Collected data entries:
☆ ☆ ☆ ☆ ☆
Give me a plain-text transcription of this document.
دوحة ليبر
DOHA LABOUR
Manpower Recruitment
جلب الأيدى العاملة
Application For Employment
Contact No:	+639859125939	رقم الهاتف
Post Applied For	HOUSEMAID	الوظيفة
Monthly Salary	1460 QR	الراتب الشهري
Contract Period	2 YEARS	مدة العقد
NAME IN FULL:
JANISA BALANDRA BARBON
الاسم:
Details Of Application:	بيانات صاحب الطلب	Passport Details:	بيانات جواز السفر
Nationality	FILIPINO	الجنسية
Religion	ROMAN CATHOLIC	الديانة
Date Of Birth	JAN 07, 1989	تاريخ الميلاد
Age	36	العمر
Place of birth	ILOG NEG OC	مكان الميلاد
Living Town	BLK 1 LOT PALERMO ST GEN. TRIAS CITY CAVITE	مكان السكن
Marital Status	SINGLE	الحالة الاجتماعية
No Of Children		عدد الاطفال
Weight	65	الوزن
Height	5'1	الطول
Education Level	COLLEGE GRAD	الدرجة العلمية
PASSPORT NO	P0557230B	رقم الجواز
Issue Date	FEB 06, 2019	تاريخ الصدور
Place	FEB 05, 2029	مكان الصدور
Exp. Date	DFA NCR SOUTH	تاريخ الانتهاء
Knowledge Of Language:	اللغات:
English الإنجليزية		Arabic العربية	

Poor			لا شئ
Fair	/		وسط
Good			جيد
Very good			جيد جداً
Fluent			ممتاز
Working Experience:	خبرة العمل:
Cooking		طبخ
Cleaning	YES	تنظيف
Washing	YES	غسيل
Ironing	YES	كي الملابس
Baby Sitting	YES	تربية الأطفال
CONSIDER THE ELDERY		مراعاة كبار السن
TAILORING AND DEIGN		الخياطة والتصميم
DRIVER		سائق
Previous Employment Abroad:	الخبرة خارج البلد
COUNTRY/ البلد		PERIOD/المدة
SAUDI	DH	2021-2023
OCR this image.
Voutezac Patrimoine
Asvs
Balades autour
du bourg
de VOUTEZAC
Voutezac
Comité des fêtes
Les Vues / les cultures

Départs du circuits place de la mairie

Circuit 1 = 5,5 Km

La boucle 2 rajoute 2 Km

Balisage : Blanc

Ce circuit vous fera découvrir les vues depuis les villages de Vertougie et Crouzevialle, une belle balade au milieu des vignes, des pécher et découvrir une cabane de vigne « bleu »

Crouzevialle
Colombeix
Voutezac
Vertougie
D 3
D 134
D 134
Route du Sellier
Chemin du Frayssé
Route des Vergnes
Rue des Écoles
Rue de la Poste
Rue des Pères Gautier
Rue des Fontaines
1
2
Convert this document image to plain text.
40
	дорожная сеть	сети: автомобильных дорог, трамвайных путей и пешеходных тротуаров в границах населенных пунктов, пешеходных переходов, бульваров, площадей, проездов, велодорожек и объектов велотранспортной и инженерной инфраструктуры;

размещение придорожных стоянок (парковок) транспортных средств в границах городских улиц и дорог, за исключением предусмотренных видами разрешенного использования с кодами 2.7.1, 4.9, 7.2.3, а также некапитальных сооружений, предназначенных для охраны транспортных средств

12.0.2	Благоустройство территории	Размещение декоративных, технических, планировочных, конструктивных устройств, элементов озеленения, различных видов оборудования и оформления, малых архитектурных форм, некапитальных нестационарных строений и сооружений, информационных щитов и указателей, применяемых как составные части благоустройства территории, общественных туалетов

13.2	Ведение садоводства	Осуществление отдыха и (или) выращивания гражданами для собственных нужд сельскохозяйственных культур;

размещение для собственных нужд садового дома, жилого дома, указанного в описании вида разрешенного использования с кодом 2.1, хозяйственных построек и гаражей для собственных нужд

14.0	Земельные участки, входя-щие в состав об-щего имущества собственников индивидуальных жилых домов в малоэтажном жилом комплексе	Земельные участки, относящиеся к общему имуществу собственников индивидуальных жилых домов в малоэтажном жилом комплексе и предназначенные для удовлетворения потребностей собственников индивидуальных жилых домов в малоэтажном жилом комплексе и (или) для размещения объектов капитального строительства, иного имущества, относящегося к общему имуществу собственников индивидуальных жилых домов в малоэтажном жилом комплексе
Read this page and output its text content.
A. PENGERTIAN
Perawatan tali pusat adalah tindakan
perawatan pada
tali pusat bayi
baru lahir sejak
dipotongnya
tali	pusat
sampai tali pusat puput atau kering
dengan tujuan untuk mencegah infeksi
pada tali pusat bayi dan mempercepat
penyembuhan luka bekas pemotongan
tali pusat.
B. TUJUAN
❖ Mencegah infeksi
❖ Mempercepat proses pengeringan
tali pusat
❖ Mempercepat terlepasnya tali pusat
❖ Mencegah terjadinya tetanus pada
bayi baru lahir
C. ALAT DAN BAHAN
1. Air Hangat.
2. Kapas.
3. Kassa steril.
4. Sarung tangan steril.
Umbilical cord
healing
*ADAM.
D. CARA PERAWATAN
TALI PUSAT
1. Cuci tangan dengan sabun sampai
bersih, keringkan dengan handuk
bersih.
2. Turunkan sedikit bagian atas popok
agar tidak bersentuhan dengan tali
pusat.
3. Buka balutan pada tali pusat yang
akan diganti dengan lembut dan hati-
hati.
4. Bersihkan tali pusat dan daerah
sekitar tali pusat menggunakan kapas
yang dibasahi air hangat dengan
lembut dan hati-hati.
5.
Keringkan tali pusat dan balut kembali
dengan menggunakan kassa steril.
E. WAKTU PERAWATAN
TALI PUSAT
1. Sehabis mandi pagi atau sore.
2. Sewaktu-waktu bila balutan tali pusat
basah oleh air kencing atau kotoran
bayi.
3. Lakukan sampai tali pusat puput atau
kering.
☆ ☆ ☆ ☆ ☆
▶ _TASK DESCRIPTION_: Extract the full listing and reproduce each line exactly.

▶ _OUTPUT FOR THIS TASK_:
Give me a plain-text transcription of this document.
دوحة ليبر
DOHA LABOUR
Manpower Recruitment
جلب الأيدى العاملة
Application For Employment
Contact No:	+639859125939	رقم الهاتف
Post Applied For	HOUSEMAID	الوظيفة
Monthly Salary	1460 QR	الراتب الشهري
Contract Period	2 YEARS	مدة العقد
NAME IN FULL:
JANISA BALANDRA BARBON
الاسم:
Details Of Application:	بيانات صاحب الطلب	Passport Details:	بيانات جواز السفر
Nationality	FILIPINO	الجنسية
Religion	ROMAN CATHOLIC	الديانة
Date Of Birth	JAN 07, 1989	تاريخ الميلاد
Age	36	العمر
Place of birth	ILOG NEG OC	مكان الميلاد
Living Town	BLK 1 LOT PALERMO ST GEN. TRIAS CITY CAVITE	مكان السكن
Marital Status	SINGLE	الحالة الاجتماعية
No Of Children		عدد الاطفال
Weight	65	الوزن
Height	5'1	الطول
Education Level	COLLEGE GRAD	الدرجة العلمية
PASSPORT NO	P0557230B	رقم الجواز
Issue Date	FEB 06, 2019	تاريخ الصدور
Place	FEB 05, 2029	مكان الصدور
Exp. Date	DFA NCR SOUTH	تاريخ الانتهاء
Knowledge Of Language:	اللغات:
English الإنجليزية		Arabic العربية	

Poor			لا شئ
Fair	/		وسط
Good			جيد
Very good			جيد جداً
Fluent			ممتاز
Working Experience:	خبرة العمل:
Cooking		طبخ
Cleaning	YES	تنظيف
Washing	YES	غسيل
Ironing	YES	كي الملابس
Baby Sitting	YES	تربية الأطفال
CONSIDER THE ELDERY		مراعاة كبار السن
TAILORING AND DEIGN		الخياطة والتصميم
DRIVER		سائق
Previous Employment Abroad:	الخبرة خارج البلد
COUNTRY/ البلد		PERIOD/المدة
SAUDI	DH	2021-2023
OCR this image.
Voutezac Patrimoine
Asvs
Balades autour
du bourg
de VOUTEZAC
Voutezac
Comité des fêtes
Les Vues / les cultures

Départs du circuits place de la mairie

Circuit 1 = 5,5 Km

La boucle 2 rajoute 2 Km

Balisage : Blanc

Ce circuit vous fera découvrir les vues depuis les villages de Vertougie et Crouzevialle, une belle balade au milieu des vignes, des pécher et découvrir une cabane de vigne « bleu »

Crouzevialle
Colombeix
Voutezac
Vertougie
D 3
D 134
D 134
Route du Sellier
Chemin du Frayssé
Route des Vergnes
Rue des Écoles
Rue de la Poste
Rue des Pères Gautier
Rue des Fontaines
1
2
Convert this document image to plain text.
40
	дорожная сеть	сети: автомобильных дорог, трамвайных путей и пешеходных тротуаров в границах населенных пунктов, пешеходных переходов, бульваров, площадей, проездов, велодорожек и объектов велотранспортной и инженерной инфраструктуры;

размещение придорожных стоянок (парковок) транспортных средств в границах городских улиц и дорог, за исключением предусмотренных видами разрешенного использования с кодами 2.7.1, 4.9, 7.2.3, а также некапитальных сооружений, предназначенных для охраны транспортных средств

12.0.2	Благоустройство территории	Размещение декоративных, технических, планировочных, конструктивных устройств, элементов озеленения, различных видов оборудования и оформления, малых архитектурных форм, некапитальных нестационарных строений и сооружений, информационных щитов и указателей, применяемых как составные части благоустройства территории, общественных туалетов

13.2	Ведение садоводства	Осуществление отдыха и (или) выращивания гражданами для собственных нужд сельскохозяйственных культур;

размещение для собственных нужд садового дома, жилого дома, указанного в описании вида разрешенного использования с кодом 2.1, хозяйственных построек и гаражей для собственных нужд

14.0	Земельные участки, входя-щие в состав об-щего имущества собственников индивидуальных жилых домов в малоэтажном жилом комплексе	Земельные участки, относящиеся к общему имуществу собственников индивидуальных жилых домов в малоэтажном жилом комплексе и предназначенные для удовлетворения потребностей собственников индивидуальных жилых домов в малоэтажном жилом комплексе и (или) для размещения объектов капитального строительства, иного имущества, относящегося к общему имуществу собственников индивидуальных жилых домов в малоэтажном жилом комплексе
Read this page and output its text content.
A. PENGERTIAN
Perawatan tali pusat adalah tindakan
perawatan pada
tali pusat bayi
baru lahir sejak
dipotongnya
tali	pusat
sampai tali pusat puput atau kering
dengan tujuan untuk mencegah infeksi
pada tali pusat bayi dan mempercepat
penyembuhan luka bekas pemotongan
tali pusat.
B. TUJUAN
❖ Mencegah infeksi
❖ Mempercepat proses pengeringan
tali pusat
❖ Mempercepat terlepasnya tali pusat
❖ Mencegah terjadinya tetanus pada
bayi baru lahir
C. ALAT DAN BAHAN
1. Air Hangat.
2. Kapas.
3. Kassa steril.
4. Sarung tangan steril.
Umbilical cord
healing
*ADAM.
D. CARA PERAWATAN
TALI PUSAT
1. Cuci tangan dengan sabun sampai
bersih, keringkan dengan handuk
bersih.
2. Turunkan sedikit bagian atas popok
agar tidak bersentuhan dengan tali
pusat.
3. Buka balutan pada tali pusat yang
akan diganti dengan lembut dan hati-
hati.
4. Bersihkan tali pusat dan daerah
sekitar tali pusat menggunakan kapas
yang dibasahi air hangat dengan
lembut dan hati-hati.
5.
Keringkan tali pusat dan balut kembali
dengan menggunakan kassa steril.
E. WAKTU PERAWATAN
TALI PUSAT
1. Sehabis mandi pagi atau sore.
2. Sewaktu-waktu bila balutan tali pusat
basah oleh air kencing atau kotoran
bayi.
3. Lakukan sampai tali pusat puput atau
kering.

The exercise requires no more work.